== Problem ==
Omit the pictures, then reproduce every remaining record exactly.

Stored data entries:
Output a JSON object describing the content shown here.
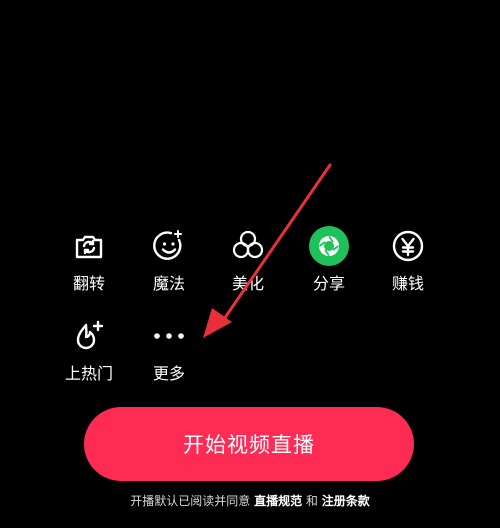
{
  "colors": {
    "background": "#000000",
    "accent": "#fe2c55",
    "share_green": "#1fc25a",
    "annotation_arrow": "#e8303a"
  },
  "tools": [
    {
      "label": "翻转",
      "icon": "camera-flip-icon"
    },
    {
      "label": "魔法",
      "icon": "magic-face-icon"
    },
    {
      "label": "美化",
      "icon": "beautify-petals-icon"
    },
    {
      "label": "分享",
      "icon": "share-shutter-icon"
    },
    {
      "label": "赚钱",
      "icon": "yen-coin-icon"
    },
    {
      "label": "上热门",
      "icon": "flame-plus-icon"
    },
    {
      "label": "更多",
      "icon": "more-dots-icon"
    }
  ],
  "start_button": {
    "label": "开始视频直播"
  },
  "agreement": {
    "prefix": "开播默认已阅读并同意",
    "link1": "直播规范",
    "and": "和",
    "link2": "注册条款"
  }
}
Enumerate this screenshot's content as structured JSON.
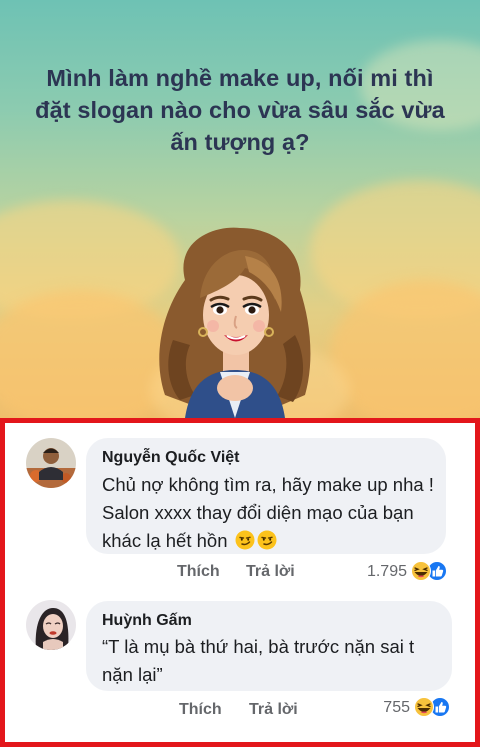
{
  "post": {
    "question": "Mình làm nghề make up, nối mi thì đặt slogan nào cho vừa sâu sắc vừa ấn tượng ạ?",
    "background_colors": [
      "#6ec2b4",
      "#f0be6c"
    ]
  },
  "comments": [
    {
      "author": "Nguyễn Quốc Việt",
      "text": "Chủ nợ không tìm ra, hãy make up nha !  Salon xxxx thay đổi diện mạo của bạn khác lạ hết hồn",
      "emojis": [
        "smirk-emoji",
        "smirk-emoji"
      ],
      "like_label": "Thích",
      "reply_label": "Trả lời",
      "reaction_count": "1.795",
      "reaction_icons": [
        "haha-icon",
        "like-icon"
      ]
    },
    {
      "author": "Huỳnh Gấm",
      "text": "“T là mụ bà thứ hai, bà trước nặn sai t nặn lại”",
      "like_label": "Thích",
      "reply_label": "Trả lời",
      "reaction_count": "755",
      "reaction_icons": [
        "haha-icon",
        "like-icon"
      ]
    }
  ],
  "colors": {
    "highlight_frame": "#e3161b",
    "comment_bubble": "#eff1f5",
    "like_blue": "#1877f2",
    "haha_yellow": "#f7c23c"
  }
}
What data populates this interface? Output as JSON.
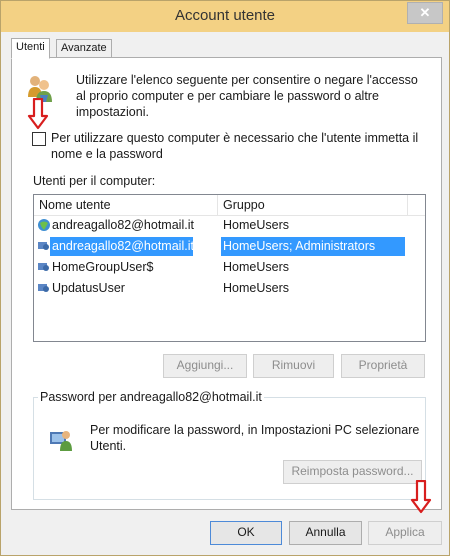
{
  "window": {
    "title": "Account utente",
    "close_glyph": "✕"
  },
  "tabs": [
    {
      "label": "Utenti",
      "active": true
    },
    {
      "label": "Avanzate",
      "active": false
    }
  ],
  "intro": {
    "text": "Utilizzare l'elenco seguente per consentire o negare l'accesso al proprio computer e per cambiare le password o altre impostazioni.",
    "icon": "users-icon"
  },
  "require_password": {
    "label": "Per utilizzare questo computer è necessario che l'utente immetta il nome e la password",
    "checked": false
  },
  "users_section": {
    "label": "Utenti per il computer:",
    "columns": [
      "Nome utente",
      "Gruppo"
    ],
    "rows": [
      {
        "name": "andreagallo82@hotmail.it",
        "group": "HomeUsers",
        "selected": false
      },
      {
        "name": "andreagallo82@hotmail.it",
        "group": "HomeUsers; Administrators",
        "selected": true
      },
      {
        "name": "HomeGroupUser$",
        "group": "HomeUsers",
        "selected": false
      },
      {
        "name": "UpdatusUser",
        "group": "HomeUsers",
        "selected": false
      }
    ]
  },
  "list_buttons": {
    "add": "Aggiungi...",
    "remove": "Rimuovi",
    "properties": "Proprietà"
  },
  "password_group": {
    "title": "Password per andreagallo82@hotmail.it",
    "text": "Per modificare la password, in Impostazioni PC selezionare Utenti.",
    "reset_button": "Reimposta password..."
  },
  "footer": {
    "ok": "OK",
    "cancel": "Annulla",
    "apply": "Applica"
  },
  "colors": {
    "titlebar": "#f3d184",
    "selection": "#3399ff",
    "annotation_arrow": "#d81e1e"
  }
}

== Expected output ==
Output a JSON object describing the content shown here.
{
  "colors": {
    "background": "#000000",
    "accent": "#fe2c55",
    "share_green": "#1fc25a",
    "annotation_arrow": "#e8303a"
  },
  "tools": [
    {
      "label": "翻转",
      "icon": "camera-flip-icon"
    },
    {
      "label": "魔法",
      "icon": "magic-face-icon"
    },
    {
      "label": "美化",
      "icon": "beautify-petals-icon"
    },
    {
      "label": "分享",
      "icon": "share-shutter-icon"
    },
    {
      "label": "赚钱",
      "icon": "yen-coin-icon"
    },
    {
      "label": "上热门",
      "icon": "flame-plus-icon"
    },
    {
      "label": "更多",
      "icon": "more-dots-icon"
    }
  ],
  "start_button": {
    "label": "开始视频直播"
  },
  "agreement": {
    "prefix": "开播默认已阅读并同意",
    "link1": "直播规范",
    "and": "和",
    "link2": "注册条款"
  }
}
Enumerate this screenshot's content as structured JSON.
{
  "post": {
    "question": "Mình làm nghề make up, nối mi thì đặt slogan nào cho vừa sâu sắc vừa ấn tượng ạ?",
    "background_colors": [
      "#6ec2b4",
      "#f0be6c"
    ]
  },
  "comments": [
    {
      "author": "Nguyễn Quốc Việt",
      "text": "Chủ nợ không tìm ra, hãy make up nha !  Salon xxxx thay đổi diện mạo của bạn khác lạ hết hồn",
      "emojis": [
        "smirk-emoji",
        "smirk-emoji"
      ],
      "like_label": "Thích",
      "reply_label": "Trả lời",
      "reaction_count": "1.795",
      "reaction_icons": [
        "haha-icon",
        "like-icon"
      ]
    },
    {
      "author": "Huỳnh Gấm",
      "text": "“T là mụ bà thứ hai, bà trước nặn sai t nặn lại”",
      "like_label": "Thích",
      "reply_label": "Trả lời",
      "reaction_count": "755",
      "reaction_icons": [
        "haha-icon",
        "like-icon"
      ]
    }
  ],
  "colors": {
    "highlight_frame": "#e3161b",
    "comment_bubble": "#eff1f5",
    "like_blue": "#1877f2",
    "haha_yellow": "#f7c23c"
  }
}
What data populates this interface? Output as JSON.
{
  "window": {
    "title": "Account utente",
    "close_glyph": "✕"
  },
  "tabs": [
    {
      "label": "Utenti",
      "active": true
    },
    {
      "label": "Avanzate",
      "active": false
    }
  ],
  "intro": {
    "text": "Utilizzare l'elenco seguente per consentire o negare l'accesso al proprio computer e per cambiare le password o altre impostazioni.",
    "icon": "users-icon"
  },
  "require_password": {
    "label": "Per utilizzare questo computer è necessario che l'utente immetta il nome e la password",
    "checked": false
  },
  "users_section": {
    "label": "Utenti per il computer:",
    "columns": [
      "Nome utente",
      "Gruppo"
    ],
    "rows": [
      {
        "name": "andreagallo82@hotmail.it",
        "group": "HomeUsers",
        "selected": false
      },
      {
        "name": "andreagallo82@hotmail.it",
        "group": "HomeUsers; Administrators",
        "selected": true
      },
      {
        "name": "HomeGroupUser$",
        "group": "HomeUsers",
        "selected": false
      },
      {
        "name": "UpdatusUser",
        "group": "HomeUsers",
        "selected": false
      }
    ]
  },
  "list_buttons": {
    "add": "Aggiungi...",
    "remove": "Rimuovi",
    "properties": "Proprietà"
  },
  "password_group": {
    "title": "Password per andreagallo82@hotmail.it",
    "text": "Per modificare la password, in Impostazioni PC selezionare Utenti.",
    "reset_button": "Reimposta password..."
  },
  "footer": {
    "ok": "OK",
    "cancel": "Annulla",
    "apply": "Applica"
  },
  "colors": {
    "titlebar": "#f3d184",
    "selection": "#3399ff",
    "annotation_arrow": "#d81e1e"
  }
}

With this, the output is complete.